Data excerpts:
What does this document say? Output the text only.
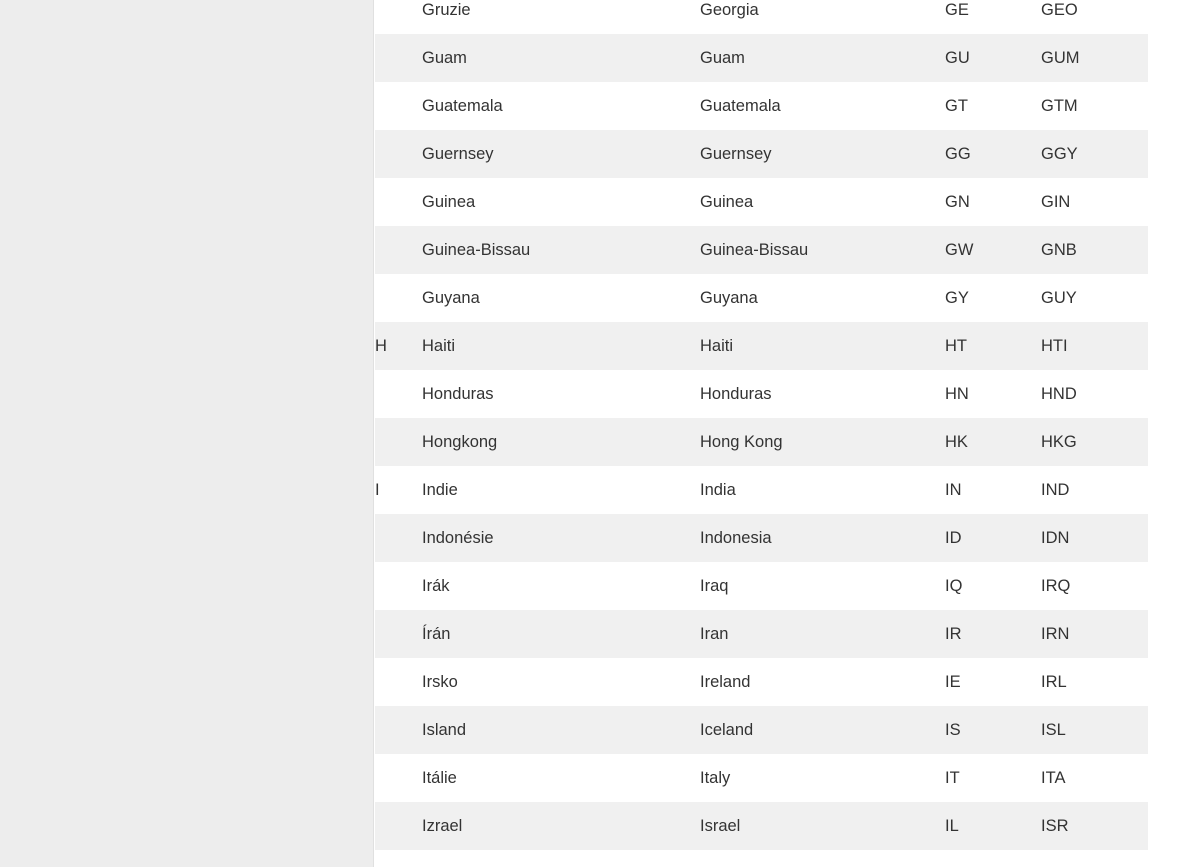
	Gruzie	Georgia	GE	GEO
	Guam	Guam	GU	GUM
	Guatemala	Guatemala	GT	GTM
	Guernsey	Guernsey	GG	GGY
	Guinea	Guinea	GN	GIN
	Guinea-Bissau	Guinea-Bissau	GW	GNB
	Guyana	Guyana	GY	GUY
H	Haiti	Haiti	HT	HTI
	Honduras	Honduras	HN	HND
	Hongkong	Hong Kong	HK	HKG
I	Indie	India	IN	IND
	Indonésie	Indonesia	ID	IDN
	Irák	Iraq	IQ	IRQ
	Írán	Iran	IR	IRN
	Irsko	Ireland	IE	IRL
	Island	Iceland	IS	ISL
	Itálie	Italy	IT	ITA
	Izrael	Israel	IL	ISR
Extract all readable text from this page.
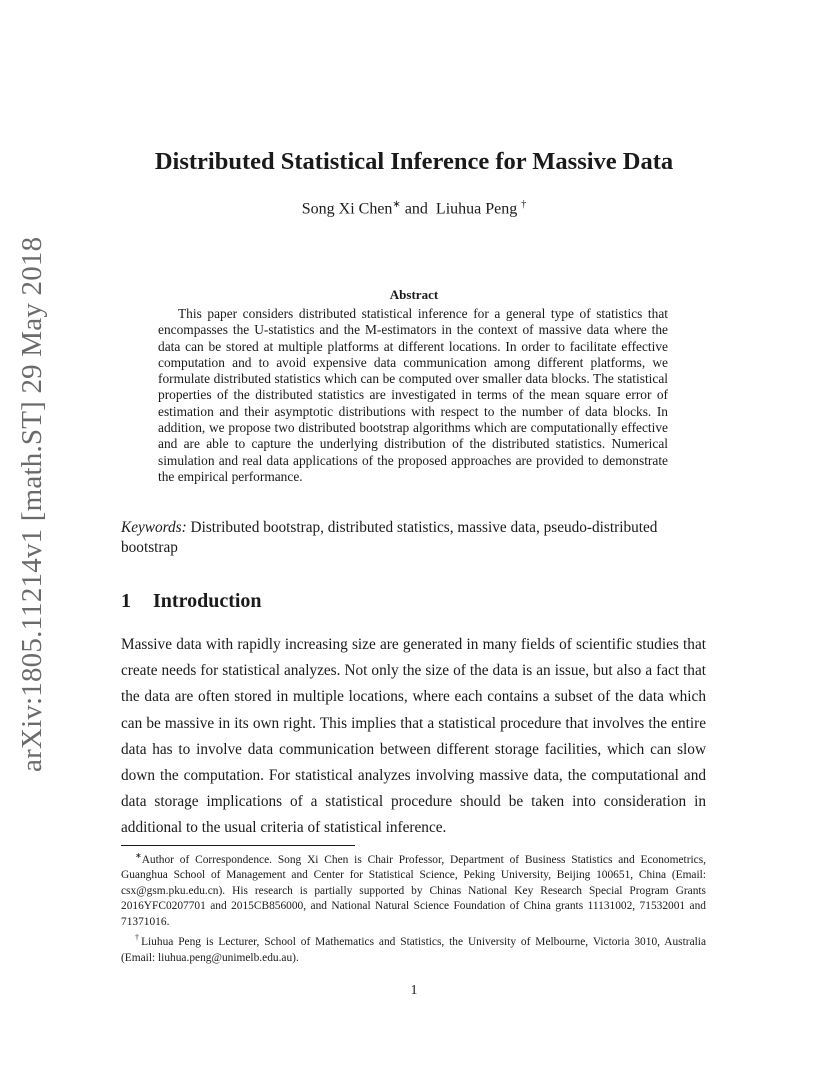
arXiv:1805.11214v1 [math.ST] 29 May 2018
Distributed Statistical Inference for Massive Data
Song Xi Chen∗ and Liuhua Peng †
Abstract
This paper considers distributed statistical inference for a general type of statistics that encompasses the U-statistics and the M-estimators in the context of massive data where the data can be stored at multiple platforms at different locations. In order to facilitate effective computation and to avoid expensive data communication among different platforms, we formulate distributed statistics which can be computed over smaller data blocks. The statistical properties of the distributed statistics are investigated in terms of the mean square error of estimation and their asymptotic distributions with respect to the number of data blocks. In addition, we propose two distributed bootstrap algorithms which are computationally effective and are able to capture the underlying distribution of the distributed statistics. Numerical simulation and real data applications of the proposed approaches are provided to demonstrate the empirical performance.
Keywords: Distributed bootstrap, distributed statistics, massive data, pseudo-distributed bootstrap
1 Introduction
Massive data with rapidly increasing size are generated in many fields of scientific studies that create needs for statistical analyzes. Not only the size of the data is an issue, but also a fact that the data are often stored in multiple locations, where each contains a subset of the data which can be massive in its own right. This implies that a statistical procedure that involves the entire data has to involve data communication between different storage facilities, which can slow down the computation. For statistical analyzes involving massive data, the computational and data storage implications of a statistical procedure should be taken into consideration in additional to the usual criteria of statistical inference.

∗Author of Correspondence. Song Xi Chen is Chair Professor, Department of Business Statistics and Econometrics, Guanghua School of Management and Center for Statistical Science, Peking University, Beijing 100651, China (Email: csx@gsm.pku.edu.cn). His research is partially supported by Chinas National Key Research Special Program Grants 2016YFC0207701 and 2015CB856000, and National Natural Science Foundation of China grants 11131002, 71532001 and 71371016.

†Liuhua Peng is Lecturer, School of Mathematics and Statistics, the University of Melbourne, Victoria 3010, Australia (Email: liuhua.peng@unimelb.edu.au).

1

**What you should do**. Restate the full listing verbatim and drop every picture.

**Exercise solution**.
What does this document say? Output the text only.
	Gruzie	Georgia	GE	GEO
	Guam	Guam	GU	GUM
	Guatemala	Guatemala	GT	GTM
	Guernsey	Guernsey	GG	GGY
	Guinea	Guinea	GN	GIN
	Guinea-Bissau	Guinea-Bissau	GW	GNB
	Guyana	Guyana	GY	GUY
H	Haiti	Haiti	HT	HTI
	Honduras	Honduras	HN	HND
	Hongkong	Hong Kong	HK	HKG
I	Indie	India	IN	IND
	Indonésie	Indonesia	ID	IDN
	Irák	Iraq	IQ	IRQ
	Írán	Iran	IR	IRN
	Irsko	Ireland	IE	IRL
	Island	Iceland	IS	ISL
	Itálie	Italy	IT	ITA
	Izrael	Israel	IL	ISR
Extract all readable text from this page.
arXiv:1805.11214v1 [math.ST] 29 May 2018
Distributed Statistical Inference for Massive Data
Song Xi Chen∗ and Liuhua Peng †
Abstract
This paper considers distributed statistical inference for a general type of statistics that encompasses the U-statistics and the M-estimators in the context of massive data where the data can be stored at multiple platforms at different locations. In order to facilitate effective computation and to avoid expensive data communication among different platforms, we formulate distributed statistics which can be computed over smaller data blocks. The statistical properties of the distributed statistics are investigated in terms of the mean square error of estimation and their asymptotic distributions with respect to the number of data blocks. In addition, we propose two distributed bootstrap algorithms which are computationally effective and are able to capture the underlying distribution of the distributed statistics. Numerical simulation and real data applications of the proposed approaches are provided to demonstrate the empirical performance.
Keywords: Distributed bootstrap, distributed statistics, massive data, pseudo-distributed bootstrap
1 Introduction
Massive data with rapidly increasing size are generated in many fields of scientific studies that create needs for statistical analyzes. Not only the size of the data is an issue, but also a fact that the data are often stored in multiple locations, where each contains a subset of the data which can be massive in its own right. This implies that a statistical procedure that involves the entire data has to involve data communication between different storage facilities, which can slow down the computation. For statistical analyzes involving massive data, the computational and data storage implications of a statistical procedure should be taken into consideration in additional to the usual criteria of statistical inference.

∗Author of Correspondence. Song Xi Chen is Chair Professor, Department of Business Statistics and Econometrics, Guanghua School of Management and Center for Statistical Science, Peking University, Beijing 100651, China (Email: csx@gsm.pku.edu.cn). His research is partially supported by Chinas National Key Research Special Program Grants 2016YFC0207701 and 2015CB856000, and National Natural Science Foundation of China grants 11131002, 71532001 and 71371016.

†Liuhua Peng is Lecturer, School of Mathematics and Statistics, the University of Melbourne, Victoria 3010, Australia (Email: liuhua.peng@unimelb.edu.au).

1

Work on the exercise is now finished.